§ **Written request 1**: In the essay on college dropout, which three substances are named as the main culprits of student addiction?
§ **Written request 2**: Continue the essay on college dropout after its last sentence.

§ **Quoted passage**:
┏━━

Nowadays, the college dropout rate is increasing every year. “Nationwide, only 37 per cent of students who enroll as freshmen at a four-year university earn a degree within four years” (Moore par.3). This is an alarming knowledge that encourages us to look into some of the main reasons of the college dropout. Students partying, having academic, financial, and personal problems are some of the wide-spread issues causing the low earned degree rate and high dropout rate.
The amount of academic work is one of the major factors in dropouts. Unfortunately, students are usually unprepared for the rigorous academic effort required for college. Some students get through high school with little or no studying. Therefore, they will face the bitter truth of being completely unprepared once they get to college. One of the underlying reasons for lack of preparation to college is the fact that students at high schools are deprived from being challenged. Many students take classes that do not push them to exceed college level bar. They take inconsiderable classes to avoid homework and any thinking process required for that. When the students attend college, they are boggled by the difficulty of the classes. The students sometimes expect the professors to babysit them and excuse their missing work or an unattended test. However, college professors expect students to read and learn on their own outside of class. If the students don’t this, their grades will decline. A semester of bad grades usually discourages some of the students and ultimately causes them to quit college.
Another reason for college dropout is excessive partying and drug abuse. Freshman students sometimes get carried away with hanging out with friends and partying. They forget to work on their projects or study for a test and eventually realize their grades are slipping. Sooner or later, they start having too much fun and lose sight of college. Some students will get involved in drugs. Weed, cocaine, and alcohol are the main culprits of student addiction. Students who get addicted start to fail and forget to attend classes. Eventually, the students will drop out and develop bad habits, which will affect them later in life.

┗━━

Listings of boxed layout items
┏━━

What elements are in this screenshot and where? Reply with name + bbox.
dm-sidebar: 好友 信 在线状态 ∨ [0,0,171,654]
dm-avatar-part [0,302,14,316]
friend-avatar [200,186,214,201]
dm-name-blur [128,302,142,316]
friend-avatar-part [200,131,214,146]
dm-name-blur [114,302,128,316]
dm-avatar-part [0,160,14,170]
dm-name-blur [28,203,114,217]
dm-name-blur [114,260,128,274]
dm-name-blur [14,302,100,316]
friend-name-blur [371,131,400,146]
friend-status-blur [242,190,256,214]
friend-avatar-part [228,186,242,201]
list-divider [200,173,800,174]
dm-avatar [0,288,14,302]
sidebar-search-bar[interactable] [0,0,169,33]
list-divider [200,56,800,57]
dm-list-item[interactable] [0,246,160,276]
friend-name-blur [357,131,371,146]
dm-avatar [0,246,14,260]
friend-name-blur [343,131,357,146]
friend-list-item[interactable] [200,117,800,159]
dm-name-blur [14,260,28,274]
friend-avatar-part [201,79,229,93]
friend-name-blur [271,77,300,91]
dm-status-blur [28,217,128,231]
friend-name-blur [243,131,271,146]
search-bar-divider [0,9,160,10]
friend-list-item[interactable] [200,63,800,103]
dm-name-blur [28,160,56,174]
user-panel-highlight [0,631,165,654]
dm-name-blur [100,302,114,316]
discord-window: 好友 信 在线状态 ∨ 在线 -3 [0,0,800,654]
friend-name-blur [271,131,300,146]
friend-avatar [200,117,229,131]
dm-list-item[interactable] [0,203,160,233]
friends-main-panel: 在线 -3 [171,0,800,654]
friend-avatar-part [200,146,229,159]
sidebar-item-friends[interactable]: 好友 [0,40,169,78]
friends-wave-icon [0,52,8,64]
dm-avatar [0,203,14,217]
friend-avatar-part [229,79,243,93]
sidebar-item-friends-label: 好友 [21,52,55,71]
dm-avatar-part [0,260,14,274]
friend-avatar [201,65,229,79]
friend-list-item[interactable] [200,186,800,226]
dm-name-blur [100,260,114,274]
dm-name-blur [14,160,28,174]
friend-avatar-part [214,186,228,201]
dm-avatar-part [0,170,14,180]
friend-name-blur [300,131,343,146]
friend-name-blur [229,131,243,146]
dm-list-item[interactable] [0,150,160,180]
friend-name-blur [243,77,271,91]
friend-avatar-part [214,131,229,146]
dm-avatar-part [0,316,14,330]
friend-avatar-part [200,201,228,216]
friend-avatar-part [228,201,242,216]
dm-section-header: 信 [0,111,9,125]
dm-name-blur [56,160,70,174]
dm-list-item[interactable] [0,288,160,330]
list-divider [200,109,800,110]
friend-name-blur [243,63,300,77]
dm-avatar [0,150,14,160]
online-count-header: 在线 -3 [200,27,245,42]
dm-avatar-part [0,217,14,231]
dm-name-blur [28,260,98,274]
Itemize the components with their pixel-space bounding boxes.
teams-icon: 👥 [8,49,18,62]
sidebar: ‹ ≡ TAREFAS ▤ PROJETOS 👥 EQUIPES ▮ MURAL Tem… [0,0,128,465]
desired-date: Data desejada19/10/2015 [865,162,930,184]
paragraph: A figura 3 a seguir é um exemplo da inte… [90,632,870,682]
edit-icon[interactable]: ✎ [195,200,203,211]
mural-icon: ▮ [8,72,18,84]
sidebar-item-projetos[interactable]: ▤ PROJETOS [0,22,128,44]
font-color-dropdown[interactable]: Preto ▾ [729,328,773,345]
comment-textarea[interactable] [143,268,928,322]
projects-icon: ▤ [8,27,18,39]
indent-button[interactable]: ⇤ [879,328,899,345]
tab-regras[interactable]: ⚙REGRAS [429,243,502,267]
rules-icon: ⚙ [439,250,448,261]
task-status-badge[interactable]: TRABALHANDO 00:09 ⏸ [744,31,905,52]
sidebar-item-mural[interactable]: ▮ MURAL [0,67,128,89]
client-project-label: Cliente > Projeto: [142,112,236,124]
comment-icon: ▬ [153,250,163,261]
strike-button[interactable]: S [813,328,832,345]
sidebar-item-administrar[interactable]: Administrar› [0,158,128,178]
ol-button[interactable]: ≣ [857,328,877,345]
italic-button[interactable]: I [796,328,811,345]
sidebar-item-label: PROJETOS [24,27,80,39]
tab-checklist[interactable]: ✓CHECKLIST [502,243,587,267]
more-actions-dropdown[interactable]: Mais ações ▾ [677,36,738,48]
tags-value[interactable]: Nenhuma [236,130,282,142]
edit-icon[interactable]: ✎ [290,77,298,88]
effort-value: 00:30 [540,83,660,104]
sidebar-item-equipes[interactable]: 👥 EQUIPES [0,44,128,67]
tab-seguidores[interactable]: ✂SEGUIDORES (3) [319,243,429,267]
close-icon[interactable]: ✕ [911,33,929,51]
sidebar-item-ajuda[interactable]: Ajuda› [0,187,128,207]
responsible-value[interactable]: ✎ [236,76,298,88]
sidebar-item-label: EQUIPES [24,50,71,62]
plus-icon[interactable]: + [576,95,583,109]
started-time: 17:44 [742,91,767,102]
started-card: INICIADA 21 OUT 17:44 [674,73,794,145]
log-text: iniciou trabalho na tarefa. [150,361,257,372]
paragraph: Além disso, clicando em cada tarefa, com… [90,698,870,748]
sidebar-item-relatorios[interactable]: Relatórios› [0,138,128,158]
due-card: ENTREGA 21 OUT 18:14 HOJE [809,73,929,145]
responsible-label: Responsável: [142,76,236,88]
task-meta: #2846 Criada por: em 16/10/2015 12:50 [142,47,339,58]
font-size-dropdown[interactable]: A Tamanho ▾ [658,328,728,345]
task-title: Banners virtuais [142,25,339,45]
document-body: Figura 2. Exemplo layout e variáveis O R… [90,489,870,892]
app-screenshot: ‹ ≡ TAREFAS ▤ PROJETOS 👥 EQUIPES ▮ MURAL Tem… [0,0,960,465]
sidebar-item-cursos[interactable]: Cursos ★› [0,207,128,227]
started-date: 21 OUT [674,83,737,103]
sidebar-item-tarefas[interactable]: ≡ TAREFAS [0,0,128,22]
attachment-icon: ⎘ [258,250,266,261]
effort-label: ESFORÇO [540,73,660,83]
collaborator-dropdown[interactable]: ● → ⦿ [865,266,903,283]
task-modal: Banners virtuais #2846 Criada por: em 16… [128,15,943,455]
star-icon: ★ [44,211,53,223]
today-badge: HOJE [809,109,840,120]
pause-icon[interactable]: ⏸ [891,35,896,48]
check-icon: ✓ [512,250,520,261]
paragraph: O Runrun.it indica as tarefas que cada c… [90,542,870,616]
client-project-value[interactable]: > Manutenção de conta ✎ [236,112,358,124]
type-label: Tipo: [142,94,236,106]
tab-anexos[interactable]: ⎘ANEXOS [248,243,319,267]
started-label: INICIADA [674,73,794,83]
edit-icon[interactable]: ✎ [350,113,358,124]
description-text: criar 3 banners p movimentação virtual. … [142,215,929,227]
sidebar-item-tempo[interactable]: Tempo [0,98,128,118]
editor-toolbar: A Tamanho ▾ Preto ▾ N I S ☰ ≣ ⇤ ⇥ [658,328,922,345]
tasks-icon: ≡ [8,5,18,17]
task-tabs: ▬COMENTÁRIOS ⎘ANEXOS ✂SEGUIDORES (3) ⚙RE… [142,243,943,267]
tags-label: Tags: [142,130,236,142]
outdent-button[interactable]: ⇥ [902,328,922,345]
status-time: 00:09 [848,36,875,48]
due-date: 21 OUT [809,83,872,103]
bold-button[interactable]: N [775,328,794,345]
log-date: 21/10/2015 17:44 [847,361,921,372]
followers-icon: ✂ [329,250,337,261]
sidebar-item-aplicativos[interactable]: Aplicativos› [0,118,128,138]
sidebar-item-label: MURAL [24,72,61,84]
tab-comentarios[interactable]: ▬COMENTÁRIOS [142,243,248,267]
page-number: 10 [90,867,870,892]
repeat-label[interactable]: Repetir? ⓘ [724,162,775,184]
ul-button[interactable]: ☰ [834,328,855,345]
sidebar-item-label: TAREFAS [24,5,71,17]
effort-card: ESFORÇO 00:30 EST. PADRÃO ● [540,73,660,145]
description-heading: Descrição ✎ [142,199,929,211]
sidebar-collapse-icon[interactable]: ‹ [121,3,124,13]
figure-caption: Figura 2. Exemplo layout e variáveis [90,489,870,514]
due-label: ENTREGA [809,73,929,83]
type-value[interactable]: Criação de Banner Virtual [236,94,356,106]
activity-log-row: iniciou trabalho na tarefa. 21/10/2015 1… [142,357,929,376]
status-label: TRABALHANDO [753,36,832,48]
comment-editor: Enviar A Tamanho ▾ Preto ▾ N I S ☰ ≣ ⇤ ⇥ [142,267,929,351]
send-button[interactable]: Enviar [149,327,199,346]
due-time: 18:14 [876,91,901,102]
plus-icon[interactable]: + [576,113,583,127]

┗━━

§ **Exercise response 1**: Weed, cocaine, and alcohol.

§ **Exercise response 2**:
Also, a lack of financial support makes it nearly impossible for students to pay for college. Specifically, parents that struggle with their jobs and are unemployed have trouble supporting their child through college. Some students do not have the financial support from their parents to pay for college and try to use loans to cover their tuition Students sometimes get overwhelmed in debt and dropout before getting buried in it. Students also take out part time jobs or engage in work-study. They soon realize that they cannot handle the college workload and the job at the same time.
Furthermore, many students become homesick and get tied to family commitments. Students that end up going to a college far from home, tend to miss family, friend and relatives. They can lose focus on college and travel home more often. Such students are most likely to drop out of college and enroll in a community college near home instead. Students with families to support have to put their family and children first, which is more important than their classes. For example, students have to take care of their struggling family and attend college. They have to hold a job while also studying. Sometimes that becomes overwhelming for the student. The student will start dropping classes and then college. Some students have a family business to commit to; and the parents will expect their children to do their jobs. Sometimes even parents themselves pull their kid out of college and force their child to fully work on their business. For example, this can happen in the hotel business where the level of commitment to the business is extremely high. When starting to expand to multiple hotels, the start to rely on their children to take care of new units. It might happen that when business experiences some economic pressure and the kids are distracted by college, the parents force the child to quit the college and work for the business.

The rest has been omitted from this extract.